Directions -> Rewrite the rows below, swapping "volume-bar" for "vol-bar" wherever it appears and leaving everything else as is.

Listings of boxed layout items:

§ §

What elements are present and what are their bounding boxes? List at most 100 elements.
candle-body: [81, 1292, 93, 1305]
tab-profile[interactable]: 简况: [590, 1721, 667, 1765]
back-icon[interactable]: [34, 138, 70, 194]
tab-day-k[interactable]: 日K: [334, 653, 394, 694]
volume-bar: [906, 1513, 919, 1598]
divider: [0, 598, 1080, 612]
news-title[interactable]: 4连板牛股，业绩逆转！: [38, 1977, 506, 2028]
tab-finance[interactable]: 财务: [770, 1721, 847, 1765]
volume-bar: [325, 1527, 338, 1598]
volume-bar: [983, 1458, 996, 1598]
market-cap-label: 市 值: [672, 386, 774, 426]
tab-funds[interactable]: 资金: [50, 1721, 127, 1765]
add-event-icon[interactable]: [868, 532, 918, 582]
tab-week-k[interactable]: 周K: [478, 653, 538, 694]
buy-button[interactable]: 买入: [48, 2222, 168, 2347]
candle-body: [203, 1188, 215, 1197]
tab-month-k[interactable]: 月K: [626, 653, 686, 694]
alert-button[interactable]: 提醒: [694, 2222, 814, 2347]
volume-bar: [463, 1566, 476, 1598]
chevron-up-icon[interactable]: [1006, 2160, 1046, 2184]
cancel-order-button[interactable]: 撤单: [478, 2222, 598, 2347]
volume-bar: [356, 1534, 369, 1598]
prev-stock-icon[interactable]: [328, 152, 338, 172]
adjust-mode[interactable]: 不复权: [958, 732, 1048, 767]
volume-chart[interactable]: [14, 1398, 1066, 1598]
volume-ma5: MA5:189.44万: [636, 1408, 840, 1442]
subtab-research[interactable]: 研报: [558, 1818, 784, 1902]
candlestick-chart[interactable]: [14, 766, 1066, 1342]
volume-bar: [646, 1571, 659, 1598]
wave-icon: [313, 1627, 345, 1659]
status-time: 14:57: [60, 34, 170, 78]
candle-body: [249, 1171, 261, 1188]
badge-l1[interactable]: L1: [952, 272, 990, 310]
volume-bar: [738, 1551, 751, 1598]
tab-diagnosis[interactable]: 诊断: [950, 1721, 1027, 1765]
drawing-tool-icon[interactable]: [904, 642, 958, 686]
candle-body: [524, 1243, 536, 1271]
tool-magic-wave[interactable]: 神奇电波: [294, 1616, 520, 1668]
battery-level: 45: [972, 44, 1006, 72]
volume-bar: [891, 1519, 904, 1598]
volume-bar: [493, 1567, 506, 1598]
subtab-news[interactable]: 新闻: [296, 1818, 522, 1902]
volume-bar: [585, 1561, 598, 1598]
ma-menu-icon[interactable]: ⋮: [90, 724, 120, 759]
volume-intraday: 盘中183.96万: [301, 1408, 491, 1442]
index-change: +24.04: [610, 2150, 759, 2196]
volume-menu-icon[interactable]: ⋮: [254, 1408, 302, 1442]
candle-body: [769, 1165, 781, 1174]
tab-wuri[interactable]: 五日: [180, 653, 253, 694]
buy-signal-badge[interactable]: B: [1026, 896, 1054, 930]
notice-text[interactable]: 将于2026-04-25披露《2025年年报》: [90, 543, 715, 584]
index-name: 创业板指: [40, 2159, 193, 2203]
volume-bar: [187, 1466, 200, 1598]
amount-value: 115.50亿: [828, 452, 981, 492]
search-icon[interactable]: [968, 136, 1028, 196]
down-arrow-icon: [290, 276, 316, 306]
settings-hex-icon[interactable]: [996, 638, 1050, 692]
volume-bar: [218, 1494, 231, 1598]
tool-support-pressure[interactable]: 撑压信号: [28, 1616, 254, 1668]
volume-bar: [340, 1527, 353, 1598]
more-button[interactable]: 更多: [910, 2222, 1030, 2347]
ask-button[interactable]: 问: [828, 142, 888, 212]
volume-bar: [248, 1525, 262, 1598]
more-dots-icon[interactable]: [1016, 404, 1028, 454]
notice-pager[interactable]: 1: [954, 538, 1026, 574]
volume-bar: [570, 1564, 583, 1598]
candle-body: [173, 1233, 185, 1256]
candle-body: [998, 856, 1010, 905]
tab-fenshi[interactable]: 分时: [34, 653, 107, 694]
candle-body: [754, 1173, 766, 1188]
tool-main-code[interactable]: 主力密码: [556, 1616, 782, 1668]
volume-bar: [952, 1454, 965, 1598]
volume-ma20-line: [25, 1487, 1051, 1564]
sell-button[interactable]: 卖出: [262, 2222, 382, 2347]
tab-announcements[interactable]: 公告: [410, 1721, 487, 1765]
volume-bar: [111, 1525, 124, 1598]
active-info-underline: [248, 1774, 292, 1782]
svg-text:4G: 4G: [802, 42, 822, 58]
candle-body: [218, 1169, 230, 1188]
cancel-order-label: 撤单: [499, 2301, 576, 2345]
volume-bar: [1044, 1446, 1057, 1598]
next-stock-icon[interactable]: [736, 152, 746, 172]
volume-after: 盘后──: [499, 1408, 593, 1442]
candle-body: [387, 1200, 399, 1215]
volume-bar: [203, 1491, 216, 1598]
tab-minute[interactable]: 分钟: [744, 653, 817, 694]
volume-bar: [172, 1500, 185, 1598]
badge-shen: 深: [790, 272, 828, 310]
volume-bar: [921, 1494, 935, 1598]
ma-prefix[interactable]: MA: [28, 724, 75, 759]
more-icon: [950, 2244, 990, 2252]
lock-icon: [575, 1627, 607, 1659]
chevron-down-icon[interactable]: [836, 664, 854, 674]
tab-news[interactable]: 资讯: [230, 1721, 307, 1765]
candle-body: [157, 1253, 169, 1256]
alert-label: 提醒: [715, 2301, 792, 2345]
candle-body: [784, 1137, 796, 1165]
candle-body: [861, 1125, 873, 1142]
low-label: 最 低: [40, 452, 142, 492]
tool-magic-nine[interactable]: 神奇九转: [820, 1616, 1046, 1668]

§ §

Expected answer ->
What elements are present and what are their bounding boxes? List at most 100 elements.
candle-body: [81, 1292, 93, 1305]
tab-profile[interactable]: 简况: [590, 1721, 667, 1765]
back-icon[interactable]: [34, 138, 70, 194]
tab-day-k[interactable]: 日K: [334, 653, 394, 694]
vol-bar: [906, 1513, 919, 1598]
divider: [0, 598, 1080, 612]
news-title[interactable]: 4连板牛股，业绩逆转！: [38, 1977, 506, 2028]
tab-finance[interactable]: 财务: [770, 1721, 847, 1765]
vol-bar: [325, 1527, 338, 1598]
vol-bar: [983, 1458, 996, 1598]
market-cap-label: 市 值: [672, 386, 774, 426]
tab-funds[interactable]: 资金: [50, 1721, 127, 1765]
add-event-icon[interactable]: [868, 532, 918, 582]
tab-week-k[interactable]: 周K: [478, 653, 538, 694]
buy-button[interactable]: 买入: [48, 2222, 168, 2347]
candle-body: [203, 1188, 215, 1197]
tab-month-k[interactable]: 月K: [626, 653, 686, 694]
alert-button[interactable]: 提醒: [694, 2222, 814, 2347]
vol-bar: [463, 1566, 476, 1598]
chevron-up-icon[interactable]: [1006, 2160, 1046, 2184]
cancel-order-button[interactable]: 撤单: [478, 2222, 598, 2347]
vol-bar: [356, 1534, 369, 1598]
prev-stock-icon[interactable]: [328, 152, 338, 172]
adjust-mode[interactable]: 不复权: [958, 732, 1048, 767]
volume-chart[interactable]: [14, 1398, 1066, 1598]
volume-ma5: MA5:189.44万: [636, 1408, 840, 1442]
subtab-research[interactable]: 研报: [558, 1818, 784, 1902]
candlestick-chart[interactable]: [14, 766, 1066, 1342]
vol-bar: [646, 1571, 659, 1598]
wave-icon: [313, 1627, 345, 1659]
status-time: 14:57: [60, 34, 170, 78]
candle-body: [249, 1171, 261, 1188]
badge-l1[interactable]: L1: [952, 272, 990, 310]
vol-bar: [738, 1551, 751, 1598]
tab-diagnosis[interactable]: 诊断: [950, 1721, 1027, 1765]
drawing-tool-icon[interactable]: [904, 642, 958, 686]
candle-body: [524, 1243, 536, 1271]
tool-magic-wave[interactable]: 神奇电波: [294, 1616, 520, 1668]
battery-level: 45: [972, 44, 1006, 72]
vol-bar: [891, 1519, 904, 1598]
vol-bar: [493, 1567, 506, 1598]
subtab-news[interactable]: 新闻: [296, 1818, 522, 1902]
vol-bar: [585, 1561, 598, 1598]
ma-menu-icon[interactable]: ⋮: [90, 724, 120, 759]
volume-intraday: 盘中183.96万: [301, 1408, 491, 1442]
index-change: +24.04: [610, 2150, 759, 2196]
volume-menu-icon[interactable]: ⋮: [254, 1408, 302, 1442]
candle-body: [769, 1165, 781, 1174]
tab-wuri[interactable]: 五日: [180, 653, 253, 694]
buy-signal-badge[interactable]: B: [1026, 896, 1054, 930]
notice-text[interactable]: 将于2026-04-25披露《2025年年报》: [90, 543, 715, 584]
index-name: 创业板指: [40, 2159, 193, 2203]
vol-bar: [187, 1466, 200, 1598]
amount-value: 115.50亿: [828, 452, 981, 492]
search-icon[interactable]: [968, 136, 1028, 196]
down-arrow-icon: [290, 276, 316, 306]
settings-hex-icon[interactable]: [996, 638, 1050, 692]
vol-bar: [218, 1494, 231, 1598]
tool-support-pressure[interactable]: 撑压信号: [28, 1616, 254, 1668]
vol-bar: [340, 1527, 353, 1598]
more-button[interactable]: 更多: [910, 2222, 1030, 2347]
ask-button[interactable]: 问: [828, 142, 888, 212]
vol-bar: [248, 1525, 262, 1598]
more-dots-icon[interactable]: [1016, 404, 1028, 454]
notice-pager[interactable]: 1: [954, 538, 1026, 574]
vol-bar: [570, 1564, 583, 1598]
candle-body: [173, 1233, 185, 1256]
candle-body: [998, 856, 1010, 905]
tab-fenshi[interactable]: 分时: [34, 653, 107, 694]
candle-body: [754, 1173, 766, 1188]
tool-main-code[interactable]: 主力密码: [556, 1616, 782, 1668]
vol-bar: [952, 1454, 965, 1598]
volume-ma20-line: [25, 1487, 1051, 1564]
sell-button[interactable]: 卖出: [262, 2222, 382, 2347]
tab-announcements[interactable]: 公告: [410, 1721, 487, 1765]
vol-bar: [111, 1525, 124, 1598]
active-info-underline: [248, 1774, 292, 1782]
svg-text:4G: 4G: [802, 42, 822, 58]
candle-body: [218, 1169, 230, 1188]
cancel-order-label: 撤单: [499, 2301, 576, 2345]
vol-bar: [1044, 1446, 1057, 1598]
next-stock-icon[interactable]: [736, 152, 746, 172]
volume-after: 盘后──: [499, 1408, 593, 1442]
candle-body: [387, 1200, 399, 1215]
vol-bar: [203, 1491, 216, 1598]
tab-minute[interactable]: 分钟: [744, 653, 817, 694]
vol-bar: [172, 1500, 185, 1598]
badge-shen: 深: [790, 272, 828, 310]
vol-bar: [921, 1494, 935, 1598]
ma-prefix[interactable]: MA: [28, 724, 75, 759]
more-icon: [950, 2244, 990, 2252]
lock-icon: [575, 1627, 607, 1659]
chevron-down-icon[interactable]: [836, 664, 854, 674]
tab-news[interactable]: 资讯: [230, 1721, 307, 1765]
candle-body: [157, 1253, 169, 1256]
alert-label: 提醒: [715, 2301, 792, 2345]
candle-body: [784, 1137, 796, 1165]
candle-body: [861, 1125, 873, 1142]
low-label: 最 低: [40, 452, 142, 492]
tool-magic-nine[interactable]: 神奇九转: [820, 1616, 1046, 1668]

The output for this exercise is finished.